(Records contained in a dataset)
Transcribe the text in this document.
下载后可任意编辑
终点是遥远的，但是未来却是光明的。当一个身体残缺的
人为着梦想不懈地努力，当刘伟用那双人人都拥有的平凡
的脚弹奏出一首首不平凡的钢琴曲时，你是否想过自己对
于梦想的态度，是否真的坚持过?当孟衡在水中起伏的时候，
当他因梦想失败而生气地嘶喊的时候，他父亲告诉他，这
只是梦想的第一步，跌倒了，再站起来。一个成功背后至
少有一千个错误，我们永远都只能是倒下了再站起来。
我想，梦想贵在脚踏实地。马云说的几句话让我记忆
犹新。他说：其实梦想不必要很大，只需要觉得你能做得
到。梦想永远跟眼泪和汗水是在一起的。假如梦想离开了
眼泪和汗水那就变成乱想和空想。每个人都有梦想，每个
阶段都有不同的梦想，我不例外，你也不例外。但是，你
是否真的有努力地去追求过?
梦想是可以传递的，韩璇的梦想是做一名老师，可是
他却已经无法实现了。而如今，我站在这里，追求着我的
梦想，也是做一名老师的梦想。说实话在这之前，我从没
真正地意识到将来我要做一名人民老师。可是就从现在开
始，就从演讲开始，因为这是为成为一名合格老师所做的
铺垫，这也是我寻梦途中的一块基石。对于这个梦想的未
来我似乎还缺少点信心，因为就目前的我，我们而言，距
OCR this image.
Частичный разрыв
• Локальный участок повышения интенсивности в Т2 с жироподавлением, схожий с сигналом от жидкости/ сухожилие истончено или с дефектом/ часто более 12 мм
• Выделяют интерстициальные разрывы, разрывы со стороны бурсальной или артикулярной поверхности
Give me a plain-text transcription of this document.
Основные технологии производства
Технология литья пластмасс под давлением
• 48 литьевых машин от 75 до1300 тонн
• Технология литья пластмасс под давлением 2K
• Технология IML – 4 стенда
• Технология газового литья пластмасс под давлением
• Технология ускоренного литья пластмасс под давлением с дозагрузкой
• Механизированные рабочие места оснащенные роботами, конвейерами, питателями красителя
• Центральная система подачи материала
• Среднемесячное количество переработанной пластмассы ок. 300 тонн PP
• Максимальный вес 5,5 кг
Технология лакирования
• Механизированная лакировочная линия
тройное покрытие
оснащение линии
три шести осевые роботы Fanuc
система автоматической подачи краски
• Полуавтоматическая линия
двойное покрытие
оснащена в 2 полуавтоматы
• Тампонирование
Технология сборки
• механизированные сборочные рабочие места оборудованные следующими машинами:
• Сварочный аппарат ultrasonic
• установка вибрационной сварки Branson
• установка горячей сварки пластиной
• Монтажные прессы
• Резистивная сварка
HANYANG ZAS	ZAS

▶ _Task objective_: Return all lines of the material above in which the word "this" occurs.

▶ _Response_:
Transcribe the text in this document.
OCR this image.
Give me a plain-text transcription of this document.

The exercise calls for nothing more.